Exercise aim ▸ Return each line holding the string "this".

(Extracts from a graphics dataset)
----
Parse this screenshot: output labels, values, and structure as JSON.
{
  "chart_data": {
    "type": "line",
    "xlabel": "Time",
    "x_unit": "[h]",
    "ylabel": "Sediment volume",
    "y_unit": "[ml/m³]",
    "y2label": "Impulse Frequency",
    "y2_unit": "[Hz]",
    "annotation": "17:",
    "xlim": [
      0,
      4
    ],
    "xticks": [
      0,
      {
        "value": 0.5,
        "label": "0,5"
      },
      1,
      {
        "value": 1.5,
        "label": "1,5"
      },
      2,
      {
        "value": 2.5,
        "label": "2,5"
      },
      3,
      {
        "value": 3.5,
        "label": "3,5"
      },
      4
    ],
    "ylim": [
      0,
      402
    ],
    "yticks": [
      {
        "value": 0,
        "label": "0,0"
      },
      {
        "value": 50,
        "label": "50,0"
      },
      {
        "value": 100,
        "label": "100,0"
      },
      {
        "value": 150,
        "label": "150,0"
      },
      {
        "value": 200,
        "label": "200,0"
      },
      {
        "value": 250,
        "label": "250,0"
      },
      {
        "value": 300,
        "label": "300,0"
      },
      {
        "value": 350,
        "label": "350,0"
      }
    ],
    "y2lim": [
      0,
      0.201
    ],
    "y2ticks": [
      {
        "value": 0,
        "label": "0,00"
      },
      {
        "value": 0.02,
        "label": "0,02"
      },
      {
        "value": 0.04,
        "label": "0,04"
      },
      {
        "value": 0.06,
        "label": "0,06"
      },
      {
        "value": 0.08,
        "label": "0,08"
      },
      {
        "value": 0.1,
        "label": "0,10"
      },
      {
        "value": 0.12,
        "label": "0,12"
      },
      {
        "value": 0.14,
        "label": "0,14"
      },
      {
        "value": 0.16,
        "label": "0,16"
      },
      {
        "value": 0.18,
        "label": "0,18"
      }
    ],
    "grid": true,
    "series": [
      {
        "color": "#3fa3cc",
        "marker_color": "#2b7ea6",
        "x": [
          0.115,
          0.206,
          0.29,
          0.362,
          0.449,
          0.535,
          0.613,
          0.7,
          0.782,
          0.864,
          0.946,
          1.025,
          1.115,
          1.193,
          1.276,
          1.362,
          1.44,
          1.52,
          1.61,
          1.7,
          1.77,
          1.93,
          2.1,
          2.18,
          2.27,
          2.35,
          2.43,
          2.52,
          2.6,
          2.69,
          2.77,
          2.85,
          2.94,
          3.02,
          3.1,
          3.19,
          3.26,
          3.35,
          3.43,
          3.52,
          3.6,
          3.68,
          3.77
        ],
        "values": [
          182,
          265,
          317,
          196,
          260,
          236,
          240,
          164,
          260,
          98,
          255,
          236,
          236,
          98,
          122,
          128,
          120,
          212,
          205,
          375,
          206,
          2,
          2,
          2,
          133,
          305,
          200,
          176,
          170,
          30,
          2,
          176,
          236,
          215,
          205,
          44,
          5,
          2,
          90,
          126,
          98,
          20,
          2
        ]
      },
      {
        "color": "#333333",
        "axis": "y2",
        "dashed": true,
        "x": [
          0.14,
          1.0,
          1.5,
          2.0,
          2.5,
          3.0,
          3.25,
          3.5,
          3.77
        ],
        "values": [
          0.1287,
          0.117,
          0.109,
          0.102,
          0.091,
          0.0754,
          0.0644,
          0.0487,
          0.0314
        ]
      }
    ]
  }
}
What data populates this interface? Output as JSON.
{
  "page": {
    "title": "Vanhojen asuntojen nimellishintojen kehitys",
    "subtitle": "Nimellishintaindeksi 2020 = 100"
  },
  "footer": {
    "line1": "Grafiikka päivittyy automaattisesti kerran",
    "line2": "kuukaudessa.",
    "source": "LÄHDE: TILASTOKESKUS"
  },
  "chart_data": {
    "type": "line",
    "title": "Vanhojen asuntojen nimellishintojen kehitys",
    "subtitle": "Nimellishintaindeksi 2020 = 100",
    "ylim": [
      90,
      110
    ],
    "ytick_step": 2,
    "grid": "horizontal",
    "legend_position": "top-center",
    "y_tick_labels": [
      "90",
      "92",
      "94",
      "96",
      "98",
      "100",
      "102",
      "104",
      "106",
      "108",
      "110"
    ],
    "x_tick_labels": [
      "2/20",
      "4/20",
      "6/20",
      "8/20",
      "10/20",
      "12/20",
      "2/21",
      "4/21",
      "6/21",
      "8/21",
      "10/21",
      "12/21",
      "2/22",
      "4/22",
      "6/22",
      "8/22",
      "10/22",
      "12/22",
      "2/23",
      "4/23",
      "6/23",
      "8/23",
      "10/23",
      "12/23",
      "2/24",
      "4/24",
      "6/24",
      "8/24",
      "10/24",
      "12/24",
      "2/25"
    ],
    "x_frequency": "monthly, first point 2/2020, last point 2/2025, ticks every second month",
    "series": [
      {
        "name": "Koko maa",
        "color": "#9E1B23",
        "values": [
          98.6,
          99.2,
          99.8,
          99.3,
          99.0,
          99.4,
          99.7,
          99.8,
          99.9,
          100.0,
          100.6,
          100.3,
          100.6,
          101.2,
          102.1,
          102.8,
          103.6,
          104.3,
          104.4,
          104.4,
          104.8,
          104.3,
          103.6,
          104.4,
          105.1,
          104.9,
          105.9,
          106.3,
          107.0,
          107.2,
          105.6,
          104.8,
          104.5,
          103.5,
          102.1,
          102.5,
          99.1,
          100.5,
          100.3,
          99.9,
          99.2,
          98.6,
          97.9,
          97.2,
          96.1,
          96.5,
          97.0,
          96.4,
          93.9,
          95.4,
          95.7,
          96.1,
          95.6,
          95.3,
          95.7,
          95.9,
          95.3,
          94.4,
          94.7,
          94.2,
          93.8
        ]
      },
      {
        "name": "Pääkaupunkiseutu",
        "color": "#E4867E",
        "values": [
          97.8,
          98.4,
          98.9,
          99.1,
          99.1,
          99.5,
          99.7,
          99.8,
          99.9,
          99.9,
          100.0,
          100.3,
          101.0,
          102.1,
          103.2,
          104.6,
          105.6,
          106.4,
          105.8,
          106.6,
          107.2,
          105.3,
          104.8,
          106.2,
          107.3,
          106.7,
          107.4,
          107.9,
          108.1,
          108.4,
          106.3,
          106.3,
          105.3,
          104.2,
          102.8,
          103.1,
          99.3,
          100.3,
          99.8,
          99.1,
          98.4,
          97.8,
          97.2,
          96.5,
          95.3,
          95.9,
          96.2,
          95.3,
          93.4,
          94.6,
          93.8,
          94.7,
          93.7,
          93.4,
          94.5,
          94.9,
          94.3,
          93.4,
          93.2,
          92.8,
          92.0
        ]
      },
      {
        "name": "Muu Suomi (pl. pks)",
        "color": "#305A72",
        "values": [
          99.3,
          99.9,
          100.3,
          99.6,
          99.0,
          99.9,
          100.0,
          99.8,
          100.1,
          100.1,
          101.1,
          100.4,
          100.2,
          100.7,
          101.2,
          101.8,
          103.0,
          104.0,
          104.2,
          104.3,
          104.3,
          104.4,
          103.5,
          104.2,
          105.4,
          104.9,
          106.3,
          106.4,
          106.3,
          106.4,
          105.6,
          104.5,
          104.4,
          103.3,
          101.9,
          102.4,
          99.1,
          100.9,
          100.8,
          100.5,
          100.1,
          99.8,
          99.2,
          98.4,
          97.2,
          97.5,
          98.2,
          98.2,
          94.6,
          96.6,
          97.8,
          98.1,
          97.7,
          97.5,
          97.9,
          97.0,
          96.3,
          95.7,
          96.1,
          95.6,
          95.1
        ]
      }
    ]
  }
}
----
Expected output ▸
Parse this screenshot: output labels, values, and structure as JSON.
What data populates this interface? Output as JSON.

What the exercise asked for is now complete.